─── The records

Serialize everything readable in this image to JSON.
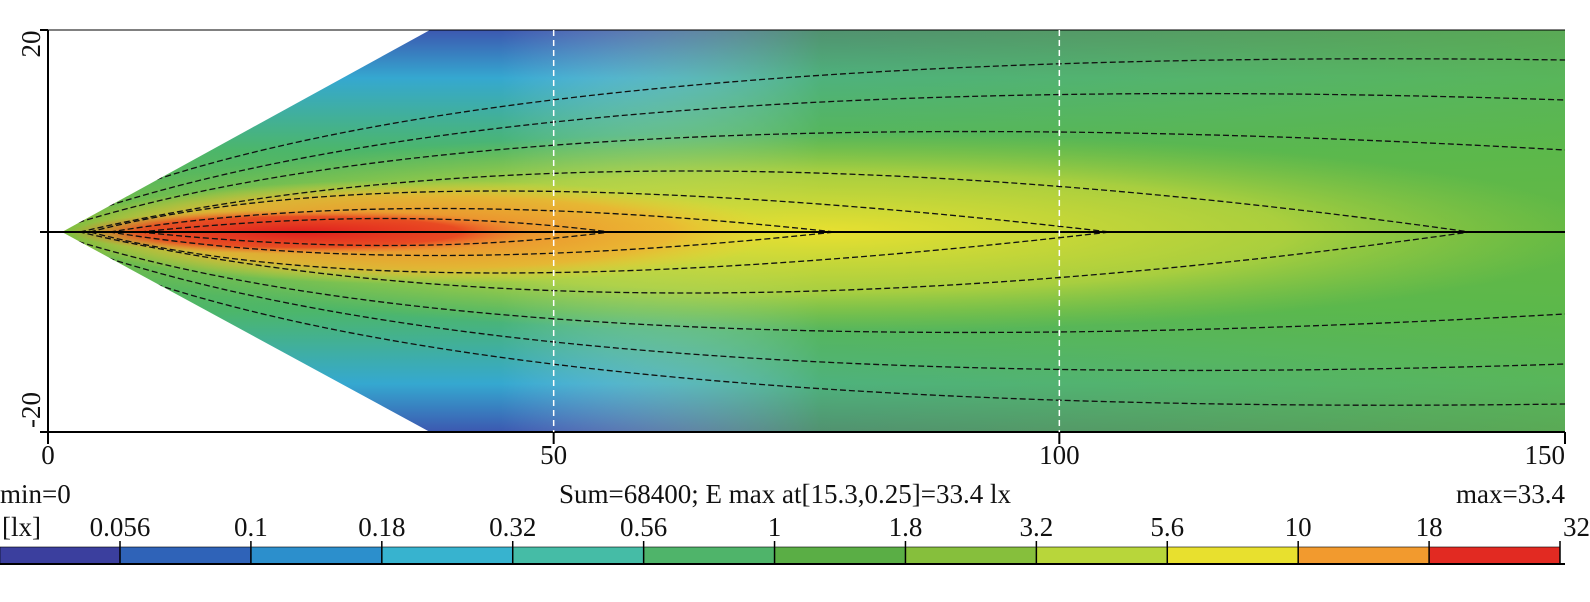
{
  "chart_data": {
    "type": "heatmap",
    "xlim": [
      0,
      150
    ],
    "ylim": [
      -20,
      20
    ],
    "xticks": [
      0,
      50,
      100,
      150
    ],
    "yticks": [
      -20,
      20
    ],
    "grid": true,
    "min_label": "min=0",
    "summary": "Sum=68400; E max at[15.3,0.25]=33.4 lx",
    "max_label": "max=33.4",
    "colorbar": {
      "unit": "[lx]",
      "levels": [
        0.056,
        0.1,
        0.18,
        0.32,
        0.56,
        1,
        1.8,
        3.2,
        5.6,
        10,
        18,
        32
      ],
      "colors": [
        "#3b3f9e",
        "#2f63b8",
        "#2c8fcc",
        "#37b3cf",
        "#45bca6",
        "#4fb46a",
        "#5aae45",
        "#86bf3c",
        "#b8d63a",
        "#e8e02e",
        "#f29a2e",
        "#e22a22"
      ]
    }
  }
}
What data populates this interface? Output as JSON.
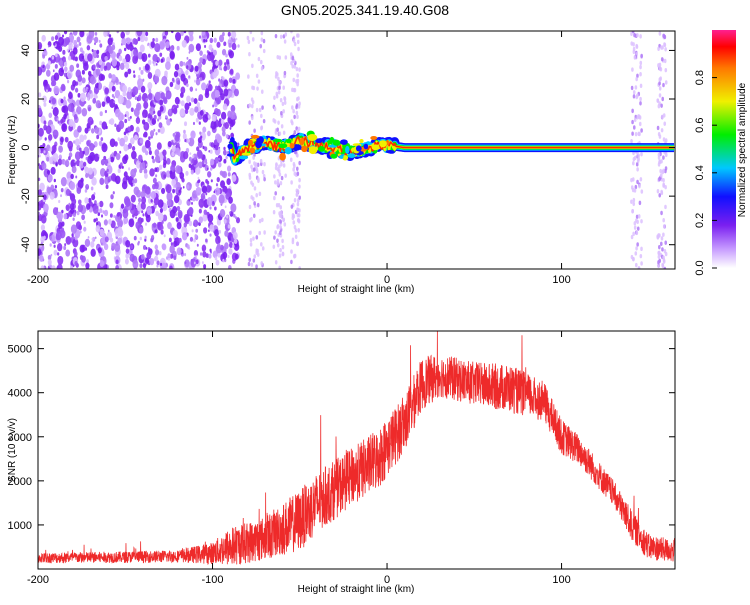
{
  "title": "GN05.2025.341.19.40.G08",
  "chart_data": [
    {
      "type": "heatmap",
      "xlabel": "Height of straight line (km)",
      "ylabel": "Frequency (Hz)",
      "xlim": [
        -200,
        165
      ],
      "ylim": [
        -50,
        48
      ],
      "xticks": [
        -200,
        -100,
        0,
        100
      ],
      "yticks": [
        -40,
        -20,
        0,
        20,
        40
      ],
      "colorbar": {
        "label": "Normalized spectral amplitude",
        "range": [
          0,
          1
        ],
        "ticks": [
          0.0,
          0.2,
          0.4,
          0.6,
          0.8
        ]
      },
      "ridge": [
        {
          "x": -88,
          "f": -5
        },
        {
          "x": -80,
          "f": 0
        },
        {
          "x": -70,
          "f": 2
        },
        {
          "x": -60,
          "f": 0
        },
        {
          "x": -50,
          "f": 3
        },
        {
          "x": -40,
          "f": 1
        },
        {
          "x": -30,
          "f": 0
        },
        {
          "x": -20,
          "f": -2
        },
        {
          "x": -10,
          "f": 0
        },
        {
          "x": 0,
          "f": 1
        },
        {
          "x": 10,
          "f": 0
        },
        {
          "x": 165,
          "f": 0
        }
      ]
    },
    {
      "type": "line",
      "xlabel": "Height of straight line (km)",
      "ylabel": "SNR (10 * v/v)",
      "xlim": [
        -200,
        165
      ],
      "ylim": [
        0,
        5400
      ],
      "xticks": [
        -200,
        -100,
        0,
        100
      ],
      "yticks": [
        1000,
        2000,
        3000,
        4000,
        5000
      ],
      "envelope": {
        "x": [
          -200,
          -150,
          -120,
          -100,
          -90,
          -70,
          -50,
          -40,
          -20,
          -5,
          10,
          20,
          30,
          50,
          70,
          90,
          100,
          110,
          130,
          140,
          150,
          165
        ],
        "mean": [
          250,
          270,
          290,
          360,
          500,
          700,
          1100,
          1500,
          2100,
          2500,
          3300,
          4200,
          4400,
          4200,
          4100,
          3800,
          3000,
          2700,
          1700,
          1000,
          500,
          400
        ],
        "spread": [
          120,
          130,
          140,
          250,
          450,
          500,
          700,
          700,
          650,
          700,
          650,
          600,
          500,
          500,
          550,
          450,
          400,
          350,
          300,
          350,
          300,
          250
        ]
      }
    }
  ]
}
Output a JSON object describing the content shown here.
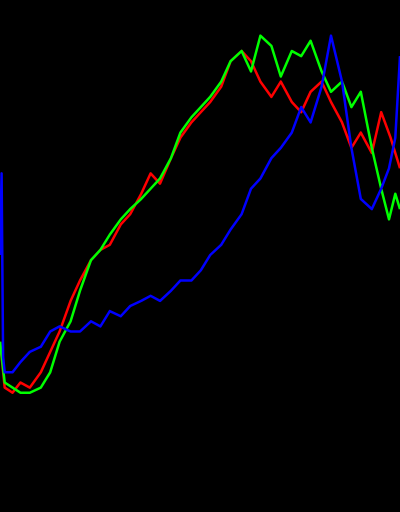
{
  "chart_data": {
    "type": "line",
    "title": "",
    "xlabel": "",
    "ylabel": "",
    "xlim": [
      0,
      255
    ],
    "ylim": [
      0,
      1
    ],
    "grid": false,
    "legend": "none",
    "background": "#000000",
    "series": [
      {
        "color": "#ff0000",
        "x": [
          0,
          3,
          8,
          13,
          19,
          26,
          32,
          38,
          45,
          51,
          58,
          64,
          70,
          77,
          83,
          90,
          96,
          102,
          109,
          115,
          122,
          128,
          134,
          141,
          147,
          154,
          160,
          166,
          173,
          179,
          186,
          192,
          198,
          205,
          211,
          218,
          224,
          230,
          237,
          243,
          249,
          255
        ],
        "y": [
          0.33,
          0.24,
          0.23,
          0.25,
          0.24,
          0.27,
          0.31,
          0.35,
          0.41,
          0.45,
          0.49,
          0.51,
          0.52,
          0.56,
          0.58,
          0.62,
          0.66,
          0.64,
          0.69,
          0.73,
          0.76,
          0.78,
          0.8,
          0.83,
          0.88,
          0.9,
          0.88,
          0.84,
          0.81,
          0.84,
          0.8,
          0.78,
          0.82,
          0.84,
          0.8,
          0.76,
          0.71,
          0.74,
          0.7,
          0.78,
          0.73,
          0.67
        ]
      },
      {
        "color": "#00ff00",
        "x": [
          0,
          3,
          8,
          13,
          19,
          26,
          32,
          38,
          45,
          51,
          58,
          64,
          70,
          77,
          83,
          90,
          96,
          102,
          109,
          115,
          122,
          128,
          134,
          141,
          147,
          154,
          160,
          166,
          173,
          179,
          186,
          192,
          198,
          205,
          211,
          218,
          224,
          230,
          237,
          243,
          248,
          252,
          255
        ],
        "y": [
          0.33,
          0.25,
          0.24,
          0.23,
          0.23,
          0.24,
          0.27,
          0.33,
          0.37,
          0.43,
          0.49,
          0.51,
          0.54,
          0.57,
          0.59,
          0.61,
          0.63,
          0.65,
          0.69,
          0.74,
          0.77,
          0.79,
          0.81,
          0.84,
          0.88,
          0.9,
          0.86,
          0.93,
          0.91,
          0.85,
          0.9,
          0.89,
          0.92,
          0.86,
          0.82,
          0.84,
          0.79,
          0.82,
          0.71,
          0.63,
          0.57,
          0.62,
          0.59
        ]
      },
      {
        "color": "#0000ff",
        "x": [
          0,
          1,
          2,
          3,
          8,
          13,
          19,
          26,
          32,
          38,
          45,
          51,
          58,
          64,
          70,
          77,
          83,
          90,
          96,
          102,
          109,
          115,
          122,
          128,
          134,
          141,
          147,
          154,
          160,
          166,
          173,
          179,
          186,
          192,
          198,
          205,
          211,
          218,
          224,
          230,
          237,
          243,
          248,
          252,
          255
        ],
        "y": [
          0.5,
          0.66,
          0.3,
          0.27,
          0.27,
          0.29,
          0.31,
          0.32,
          0.35,
          0.36,
          0.35,
          0.35,
          0.37,
          0.36,
          0.39,
          0.38,
          0.4,
          0.41,
          0.42,
          0.41,
          0.43,
          0.45,
          0.45,
          0.47,
          0.5,
          0.52,
          0.55,
          0.58,
          0.63,
          0.65,
          0.69,
          0.71,
          0.74,
          0.79,
          0.76,
          0.83,
          0.93,
          0.84,
          0.71,
          0.61,
          0.59,
          0.63,
          0.67,
          0.73,
          0.89
        ]
      }
    ]
  }
}
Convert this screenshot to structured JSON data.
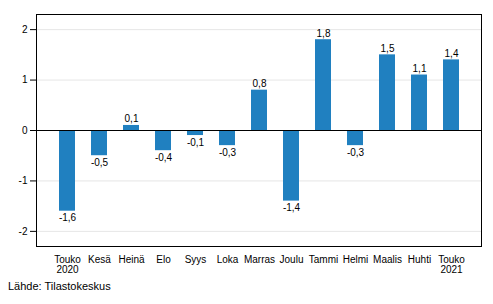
{
  "chart_data": {
    "type": "bar",
    "categories": [
      "Touko\n2020",
      "Kesä",
      "Heinä",
      "Elo",
      "Syys",
      "Loka",
      "Marras",
      "Joulu",
      "Tammi",
      "Helmi",
      "Maalis",
      "Huhti",
      "Touko\n2021"
    ],
    "values": [
      -1.6,
      -0.5,
      0.1,
      -0.4,
      -0.1,
      -0.3,
      0.8,
      -1.4,
      1.8,
      -0.3,
      1.5,
      1.1,
      1.4
    ],
    "value_labels": [
      "-1,6",
      "-0,5",
      "0,1",
      "-0,4",
      "-0,1",
      "-0,3",
      "0,8",
      "-1,4",
      "1,8",
      "-0,3",
      "1,5",
      "1,1",
      "1,4"
    ],
    "color": "#2080c0",
    "ylim": [
      -2.3,
      2.3
    ],
    "yticks": [
      -2,
      -1,
      0,
      1,
      2
    ],
    "grid": true,
    "data_labels": true,
    "annotations": [
      "Lähde: Tilastokeskus"
    ]
  }
}
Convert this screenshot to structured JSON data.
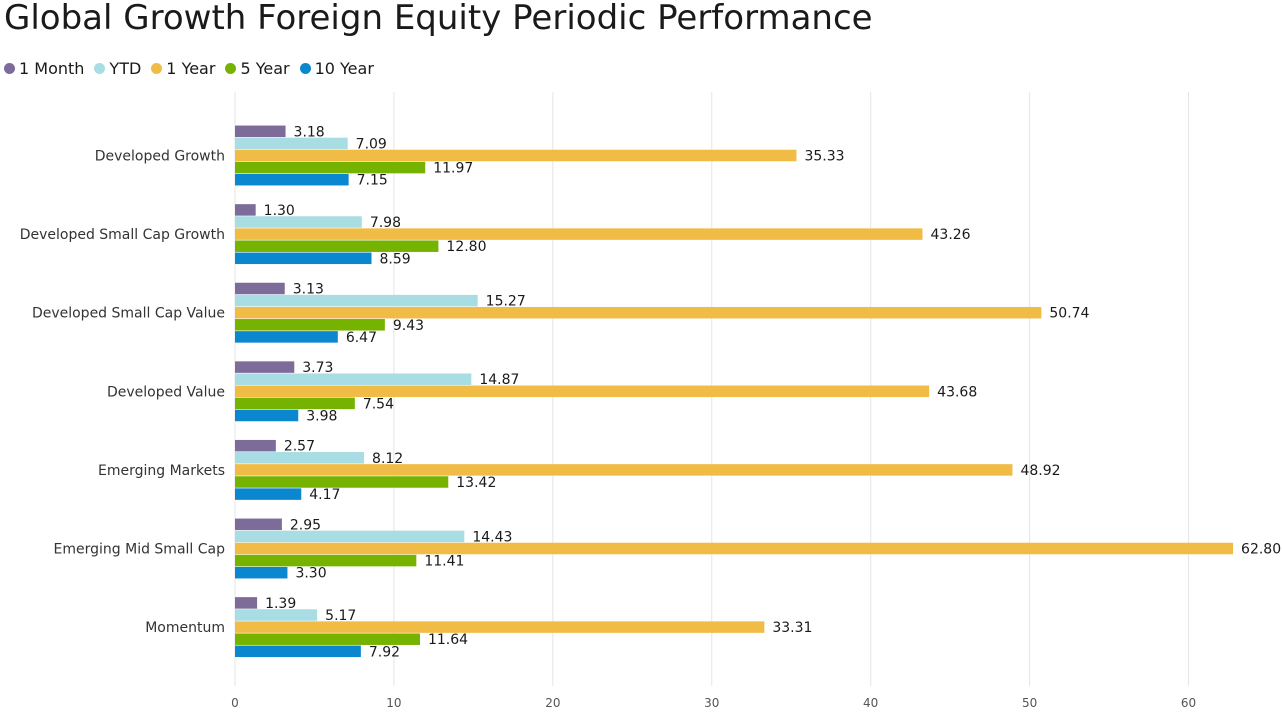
{
  "title": "Global Growth Foreign Equity Periodic Performance",
  "chart_data": {
    "type": "bar",
    "orientation": "horizontal",
    "title": "Global Growth Foreign Equity Periodic Performance",
    "xlabel": "",
    "ylabel": "",
    "categories": [
      "Developed Growth",
      "Developed Small Cap Growth",
      "Developed Small Cap Value",
      "Developed Value",
      "Emerging Markets",
      "Emerging Mid Small Cap",
      "Momentum"
    ],
    "series": [
      {
        "name": "1 Month",
        "color": "#7d6b9a",
        "values": [
          3.18,
          1.3,
          3.13,
          3.73,
          2.57,
          2.95,
          1.39
        ]
      },
      {
        "name": "YTD",
        "color": "#a8dde3",
        "values": [
          7.09,
          7.98,
          15.27,
          14.87,
          8.12,
          14.43,
          5.17
        ]
      },
      {
        "name": "1 Year",
        "color": "#f0bc46",
        "values": [
          35.33,
          43.26,
          50.74,
          43.68,
          48.92,
          62.8,
          33.31
        ]
      },
      {
        "name": "5 Year",
        "color": "#76b300",
        "values": [
          11.97,
          12.8,
          9.43,
          7.54,
          13.42,
          11.41,
          11.64
        ]
      },
      {
        "name": "10 Year",
        "color": "#0a87cf",
        "values": [
          7.15,
          8.59,
          6.47,
          3.98,
          4.17,
          3.3,
          7.92
        ]
      }
    ],
    "xlim": [
      0,
      65
    ],
    "ticks": [
      0,
      10,
      20,
      30,
      40,
      50,
      60
    ],
    "grid": true,
    "legend_position": "top-left",
    "data_labels": true
  }
}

──────

#### Task to carry out
From the listing above, report the number of lines containing the string "Growth", without any accompanying remarks.

#### Solution for this task
4